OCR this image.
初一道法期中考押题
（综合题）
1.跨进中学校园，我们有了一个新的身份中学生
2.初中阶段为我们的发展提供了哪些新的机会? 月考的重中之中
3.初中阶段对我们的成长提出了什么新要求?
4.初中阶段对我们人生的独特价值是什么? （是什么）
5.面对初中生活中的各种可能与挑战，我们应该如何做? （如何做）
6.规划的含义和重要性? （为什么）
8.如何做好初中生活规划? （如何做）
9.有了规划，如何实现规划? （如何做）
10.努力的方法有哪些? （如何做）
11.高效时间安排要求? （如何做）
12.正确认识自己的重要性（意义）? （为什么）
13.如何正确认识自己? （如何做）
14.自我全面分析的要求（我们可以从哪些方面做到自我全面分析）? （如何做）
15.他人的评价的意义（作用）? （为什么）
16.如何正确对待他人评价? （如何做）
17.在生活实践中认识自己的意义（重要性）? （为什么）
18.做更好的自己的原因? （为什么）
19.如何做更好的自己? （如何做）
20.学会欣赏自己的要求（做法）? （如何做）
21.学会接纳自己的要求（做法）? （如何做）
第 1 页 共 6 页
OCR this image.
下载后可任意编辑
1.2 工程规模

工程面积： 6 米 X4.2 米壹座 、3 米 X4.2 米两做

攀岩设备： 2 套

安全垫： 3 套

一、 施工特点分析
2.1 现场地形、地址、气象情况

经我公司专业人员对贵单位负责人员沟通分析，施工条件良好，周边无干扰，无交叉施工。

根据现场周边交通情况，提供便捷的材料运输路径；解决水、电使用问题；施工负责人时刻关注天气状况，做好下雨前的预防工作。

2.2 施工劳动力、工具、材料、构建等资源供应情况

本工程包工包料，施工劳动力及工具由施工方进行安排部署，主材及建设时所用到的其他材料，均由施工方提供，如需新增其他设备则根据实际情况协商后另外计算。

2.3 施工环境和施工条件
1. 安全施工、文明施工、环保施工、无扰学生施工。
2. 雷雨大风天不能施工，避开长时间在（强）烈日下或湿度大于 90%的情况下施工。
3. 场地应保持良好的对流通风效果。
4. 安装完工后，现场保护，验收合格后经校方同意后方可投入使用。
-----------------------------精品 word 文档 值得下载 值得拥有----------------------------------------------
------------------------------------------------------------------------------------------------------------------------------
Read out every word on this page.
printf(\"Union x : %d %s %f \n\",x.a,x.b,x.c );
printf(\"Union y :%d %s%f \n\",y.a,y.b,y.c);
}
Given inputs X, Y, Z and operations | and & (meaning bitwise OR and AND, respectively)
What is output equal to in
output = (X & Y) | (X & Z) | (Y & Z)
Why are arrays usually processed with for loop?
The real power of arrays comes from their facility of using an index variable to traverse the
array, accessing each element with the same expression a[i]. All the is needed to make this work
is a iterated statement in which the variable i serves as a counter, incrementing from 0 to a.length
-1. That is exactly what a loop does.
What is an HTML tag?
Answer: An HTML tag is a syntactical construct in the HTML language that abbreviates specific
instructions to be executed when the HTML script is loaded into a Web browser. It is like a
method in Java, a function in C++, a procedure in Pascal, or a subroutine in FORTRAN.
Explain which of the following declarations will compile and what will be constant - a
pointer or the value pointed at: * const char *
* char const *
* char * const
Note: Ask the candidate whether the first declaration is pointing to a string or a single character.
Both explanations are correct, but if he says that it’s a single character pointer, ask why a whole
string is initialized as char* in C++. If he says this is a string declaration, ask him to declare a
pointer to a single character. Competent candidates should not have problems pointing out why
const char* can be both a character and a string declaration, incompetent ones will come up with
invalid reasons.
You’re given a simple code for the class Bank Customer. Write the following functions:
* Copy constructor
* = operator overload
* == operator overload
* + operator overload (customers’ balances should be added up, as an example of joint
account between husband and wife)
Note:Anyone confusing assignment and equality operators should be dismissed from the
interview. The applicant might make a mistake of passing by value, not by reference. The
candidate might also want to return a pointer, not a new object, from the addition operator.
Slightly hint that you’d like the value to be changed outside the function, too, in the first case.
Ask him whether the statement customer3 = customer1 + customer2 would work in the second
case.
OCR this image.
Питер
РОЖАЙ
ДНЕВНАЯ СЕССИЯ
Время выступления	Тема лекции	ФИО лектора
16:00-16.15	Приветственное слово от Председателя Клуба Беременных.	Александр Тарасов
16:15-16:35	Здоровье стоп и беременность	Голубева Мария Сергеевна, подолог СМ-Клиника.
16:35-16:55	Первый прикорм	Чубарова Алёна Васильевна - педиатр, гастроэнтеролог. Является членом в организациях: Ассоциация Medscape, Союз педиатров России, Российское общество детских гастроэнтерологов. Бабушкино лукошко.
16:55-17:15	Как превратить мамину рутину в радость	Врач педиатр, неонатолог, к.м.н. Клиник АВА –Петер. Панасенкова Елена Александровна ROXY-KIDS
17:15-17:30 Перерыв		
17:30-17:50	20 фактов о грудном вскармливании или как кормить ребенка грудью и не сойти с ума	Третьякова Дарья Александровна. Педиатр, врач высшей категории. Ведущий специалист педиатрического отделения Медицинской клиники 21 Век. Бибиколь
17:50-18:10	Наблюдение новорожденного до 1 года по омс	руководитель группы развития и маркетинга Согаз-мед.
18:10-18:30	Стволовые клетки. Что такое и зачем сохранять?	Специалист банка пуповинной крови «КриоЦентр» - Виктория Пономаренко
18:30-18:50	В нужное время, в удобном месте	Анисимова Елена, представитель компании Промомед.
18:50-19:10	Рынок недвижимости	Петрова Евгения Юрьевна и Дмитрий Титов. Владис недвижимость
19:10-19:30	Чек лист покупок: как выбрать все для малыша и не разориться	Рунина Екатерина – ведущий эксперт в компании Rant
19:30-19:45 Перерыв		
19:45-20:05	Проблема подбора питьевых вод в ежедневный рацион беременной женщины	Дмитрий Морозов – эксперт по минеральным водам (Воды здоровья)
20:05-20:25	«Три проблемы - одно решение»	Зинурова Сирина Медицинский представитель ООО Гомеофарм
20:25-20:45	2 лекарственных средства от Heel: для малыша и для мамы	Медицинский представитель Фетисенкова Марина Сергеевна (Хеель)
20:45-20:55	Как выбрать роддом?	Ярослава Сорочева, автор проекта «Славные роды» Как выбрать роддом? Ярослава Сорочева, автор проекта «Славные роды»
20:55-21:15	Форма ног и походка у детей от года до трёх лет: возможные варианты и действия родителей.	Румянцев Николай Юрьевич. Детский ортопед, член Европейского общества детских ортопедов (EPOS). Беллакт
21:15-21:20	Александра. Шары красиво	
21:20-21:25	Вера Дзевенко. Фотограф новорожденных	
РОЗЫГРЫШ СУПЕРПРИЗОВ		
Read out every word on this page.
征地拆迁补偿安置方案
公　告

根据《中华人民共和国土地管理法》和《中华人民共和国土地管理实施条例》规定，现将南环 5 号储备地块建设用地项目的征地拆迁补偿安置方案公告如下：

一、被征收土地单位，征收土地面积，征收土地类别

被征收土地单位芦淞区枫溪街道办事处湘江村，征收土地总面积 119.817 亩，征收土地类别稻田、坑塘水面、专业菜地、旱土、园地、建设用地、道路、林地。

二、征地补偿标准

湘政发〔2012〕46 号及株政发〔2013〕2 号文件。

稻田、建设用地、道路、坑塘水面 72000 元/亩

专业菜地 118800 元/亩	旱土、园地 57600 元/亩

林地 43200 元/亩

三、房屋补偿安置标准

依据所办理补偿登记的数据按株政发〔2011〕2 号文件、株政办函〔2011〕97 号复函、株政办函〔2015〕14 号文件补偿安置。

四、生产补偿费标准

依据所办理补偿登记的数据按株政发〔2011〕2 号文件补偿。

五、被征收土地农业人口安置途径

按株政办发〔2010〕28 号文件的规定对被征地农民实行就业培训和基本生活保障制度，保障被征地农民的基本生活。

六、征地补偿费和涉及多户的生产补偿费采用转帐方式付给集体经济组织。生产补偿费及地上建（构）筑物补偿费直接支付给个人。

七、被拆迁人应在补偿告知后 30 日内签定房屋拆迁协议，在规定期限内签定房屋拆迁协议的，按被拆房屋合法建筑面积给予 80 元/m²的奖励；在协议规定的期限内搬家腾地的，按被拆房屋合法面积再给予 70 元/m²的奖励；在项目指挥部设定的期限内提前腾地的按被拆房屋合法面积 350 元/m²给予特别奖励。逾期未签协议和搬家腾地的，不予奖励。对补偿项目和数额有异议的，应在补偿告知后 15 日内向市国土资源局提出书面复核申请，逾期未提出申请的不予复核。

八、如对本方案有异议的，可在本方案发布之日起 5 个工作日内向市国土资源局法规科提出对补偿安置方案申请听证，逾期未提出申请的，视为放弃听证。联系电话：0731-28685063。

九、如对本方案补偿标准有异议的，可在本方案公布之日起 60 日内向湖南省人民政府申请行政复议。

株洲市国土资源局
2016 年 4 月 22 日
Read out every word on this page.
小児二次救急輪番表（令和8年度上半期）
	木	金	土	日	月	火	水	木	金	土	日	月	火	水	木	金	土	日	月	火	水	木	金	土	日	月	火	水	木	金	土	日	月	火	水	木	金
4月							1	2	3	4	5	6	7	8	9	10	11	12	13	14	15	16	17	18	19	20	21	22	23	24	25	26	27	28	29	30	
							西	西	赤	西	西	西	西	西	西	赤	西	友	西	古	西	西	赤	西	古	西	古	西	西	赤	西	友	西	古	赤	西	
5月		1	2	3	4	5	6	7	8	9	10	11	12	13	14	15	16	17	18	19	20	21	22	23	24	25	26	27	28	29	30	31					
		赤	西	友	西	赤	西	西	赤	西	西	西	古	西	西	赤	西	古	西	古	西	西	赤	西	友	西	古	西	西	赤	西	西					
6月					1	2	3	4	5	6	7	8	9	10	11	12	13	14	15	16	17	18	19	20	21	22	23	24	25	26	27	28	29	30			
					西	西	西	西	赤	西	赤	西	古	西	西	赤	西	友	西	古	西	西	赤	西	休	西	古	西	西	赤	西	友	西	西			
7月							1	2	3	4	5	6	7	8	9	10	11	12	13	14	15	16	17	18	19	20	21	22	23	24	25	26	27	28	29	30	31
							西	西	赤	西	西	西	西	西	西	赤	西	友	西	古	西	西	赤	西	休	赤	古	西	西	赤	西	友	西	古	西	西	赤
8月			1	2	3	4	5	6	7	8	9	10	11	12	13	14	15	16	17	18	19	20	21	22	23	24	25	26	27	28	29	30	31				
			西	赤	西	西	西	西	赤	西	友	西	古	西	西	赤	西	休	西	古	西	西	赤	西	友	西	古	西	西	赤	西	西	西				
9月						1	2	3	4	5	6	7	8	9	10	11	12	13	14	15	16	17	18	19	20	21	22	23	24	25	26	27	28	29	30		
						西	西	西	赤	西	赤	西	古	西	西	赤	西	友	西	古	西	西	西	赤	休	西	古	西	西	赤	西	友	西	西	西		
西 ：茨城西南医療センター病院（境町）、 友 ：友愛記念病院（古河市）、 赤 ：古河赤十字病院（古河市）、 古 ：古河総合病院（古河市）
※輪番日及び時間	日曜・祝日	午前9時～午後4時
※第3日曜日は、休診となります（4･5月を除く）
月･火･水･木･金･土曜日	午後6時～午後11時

**WHAT YOU ARE ASKED TO DO:** Tally up the lines with the word "printf" in them, and answer with that number by itself.

**EXERCISE RESPONSE:** 2